>> start
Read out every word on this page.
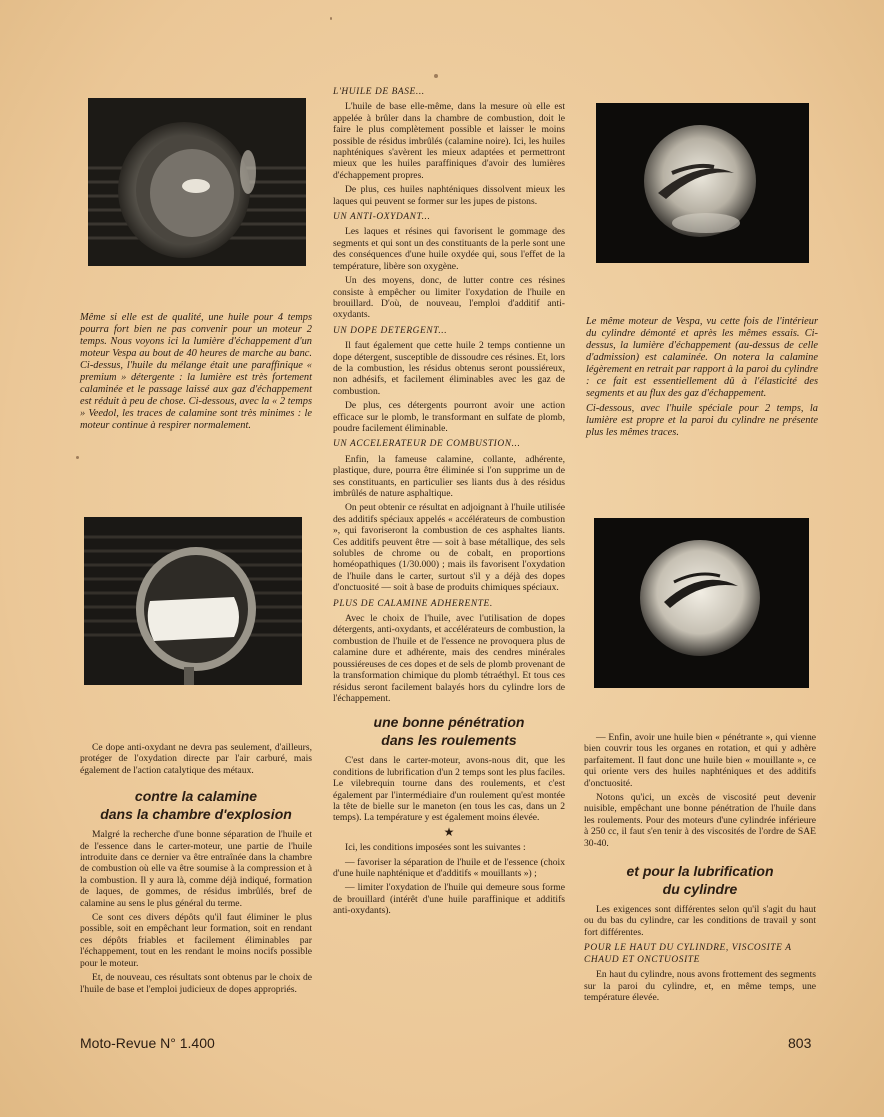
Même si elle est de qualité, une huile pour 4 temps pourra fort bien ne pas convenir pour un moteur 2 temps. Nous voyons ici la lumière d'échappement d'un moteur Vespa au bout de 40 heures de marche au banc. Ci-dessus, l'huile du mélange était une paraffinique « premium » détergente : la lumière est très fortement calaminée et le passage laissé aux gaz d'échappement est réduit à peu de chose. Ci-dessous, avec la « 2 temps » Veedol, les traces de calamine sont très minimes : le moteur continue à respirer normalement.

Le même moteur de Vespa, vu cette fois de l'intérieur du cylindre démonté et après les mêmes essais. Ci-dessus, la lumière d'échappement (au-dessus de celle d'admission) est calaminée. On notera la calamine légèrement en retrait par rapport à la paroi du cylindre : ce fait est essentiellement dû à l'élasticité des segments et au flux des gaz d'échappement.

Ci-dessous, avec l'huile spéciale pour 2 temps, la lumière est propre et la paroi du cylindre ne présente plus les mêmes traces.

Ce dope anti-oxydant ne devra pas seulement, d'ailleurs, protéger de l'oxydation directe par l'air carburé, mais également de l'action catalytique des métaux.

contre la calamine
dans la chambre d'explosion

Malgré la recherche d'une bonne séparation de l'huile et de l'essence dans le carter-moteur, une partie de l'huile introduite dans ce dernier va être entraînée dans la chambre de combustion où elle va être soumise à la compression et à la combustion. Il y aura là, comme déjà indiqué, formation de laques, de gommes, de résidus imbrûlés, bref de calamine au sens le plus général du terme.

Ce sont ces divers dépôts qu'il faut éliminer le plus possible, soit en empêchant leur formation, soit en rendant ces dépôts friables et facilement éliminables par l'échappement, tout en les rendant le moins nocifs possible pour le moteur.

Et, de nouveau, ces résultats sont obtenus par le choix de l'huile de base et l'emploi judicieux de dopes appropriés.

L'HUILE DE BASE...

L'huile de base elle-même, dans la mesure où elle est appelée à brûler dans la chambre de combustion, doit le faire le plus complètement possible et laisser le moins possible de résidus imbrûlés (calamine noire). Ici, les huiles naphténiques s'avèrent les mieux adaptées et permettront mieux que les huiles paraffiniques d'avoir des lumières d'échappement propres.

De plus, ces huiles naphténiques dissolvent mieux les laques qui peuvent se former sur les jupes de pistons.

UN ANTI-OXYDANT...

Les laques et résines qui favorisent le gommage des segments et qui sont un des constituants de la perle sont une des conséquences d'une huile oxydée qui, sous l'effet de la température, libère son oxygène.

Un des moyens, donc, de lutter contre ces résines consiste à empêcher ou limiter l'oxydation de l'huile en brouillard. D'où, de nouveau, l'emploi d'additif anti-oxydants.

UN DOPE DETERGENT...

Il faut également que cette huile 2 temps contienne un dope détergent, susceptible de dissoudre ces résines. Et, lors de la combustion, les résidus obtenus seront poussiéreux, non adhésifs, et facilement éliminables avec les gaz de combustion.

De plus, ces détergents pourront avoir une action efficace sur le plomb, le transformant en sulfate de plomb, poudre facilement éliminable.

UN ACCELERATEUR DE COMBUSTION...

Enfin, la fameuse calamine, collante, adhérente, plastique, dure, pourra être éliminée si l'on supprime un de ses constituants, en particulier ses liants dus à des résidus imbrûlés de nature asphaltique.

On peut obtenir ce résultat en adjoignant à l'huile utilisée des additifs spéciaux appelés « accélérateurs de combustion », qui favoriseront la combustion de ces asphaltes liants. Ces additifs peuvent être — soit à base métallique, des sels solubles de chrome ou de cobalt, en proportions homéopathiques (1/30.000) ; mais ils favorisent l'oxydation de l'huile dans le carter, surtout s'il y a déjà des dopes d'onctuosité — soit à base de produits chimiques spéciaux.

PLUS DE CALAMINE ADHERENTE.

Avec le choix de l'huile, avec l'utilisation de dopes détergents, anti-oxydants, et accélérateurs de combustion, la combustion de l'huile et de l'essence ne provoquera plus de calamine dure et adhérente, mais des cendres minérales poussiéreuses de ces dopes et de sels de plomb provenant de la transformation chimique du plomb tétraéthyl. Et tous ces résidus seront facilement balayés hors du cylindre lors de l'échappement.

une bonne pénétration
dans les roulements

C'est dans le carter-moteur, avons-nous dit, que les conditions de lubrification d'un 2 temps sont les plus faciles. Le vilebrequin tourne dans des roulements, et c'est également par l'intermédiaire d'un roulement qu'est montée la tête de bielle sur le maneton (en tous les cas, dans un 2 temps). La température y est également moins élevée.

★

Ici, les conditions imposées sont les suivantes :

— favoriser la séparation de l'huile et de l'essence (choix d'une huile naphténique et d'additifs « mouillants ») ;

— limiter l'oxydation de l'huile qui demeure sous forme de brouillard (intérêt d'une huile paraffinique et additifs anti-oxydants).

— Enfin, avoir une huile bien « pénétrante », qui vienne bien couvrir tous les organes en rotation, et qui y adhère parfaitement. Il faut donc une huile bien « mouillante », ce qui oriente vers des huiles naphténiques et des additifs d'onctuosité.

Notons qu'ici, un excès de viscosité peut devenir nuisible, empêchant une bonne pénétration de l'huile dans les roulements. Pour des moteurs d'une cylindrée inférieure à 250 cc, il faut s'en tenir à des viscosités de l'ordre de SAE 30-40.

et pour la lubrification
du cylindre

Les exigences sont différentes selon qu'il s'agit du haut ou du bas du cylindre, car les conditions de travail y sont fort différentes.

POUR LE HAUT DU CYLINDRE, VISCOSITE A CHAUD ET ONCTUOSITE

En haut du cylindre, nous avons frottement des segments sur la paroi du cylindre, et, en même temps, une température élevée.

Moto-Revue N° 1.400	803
>> end
STATED GOAL -
Locate the lines above that hold the word "Vespa". Show every one of them.

PROBLEM SOLUTION -
Même si elle est de qualité, une huile pour 4 temps pourra fort bien ne pas convenir pour un moteur 2 temps. Nous voyons ici la lumière d'échappement d'un moteur Vespa au bout de 40 heures de marche au banc. Ci-dessus, l'huile du mélange était une paraffinique « premium » détergente : la lumière est très fortement calaminée et le passage laissé aux gaz d'échappement est réduit à peu de chose. Ci-dessous, avec la « 2 temps » Veedol, les traces de calamine sont très minimes : le moteur continue à respirer normalement.
Le même moteur de Vespa, vu cette fois de l'intérieur du cylindre démonté et après les mêmes essais. Ci-dessus, la lumière d'échappement (au-dessus de celle d'admission) est calaminée. On notera la calamine légèrement en retrait par rapport à la paroi du cylindre : ce fait est essentiellement dû à l'élasticité des segments et au flux des gaz d'échappement.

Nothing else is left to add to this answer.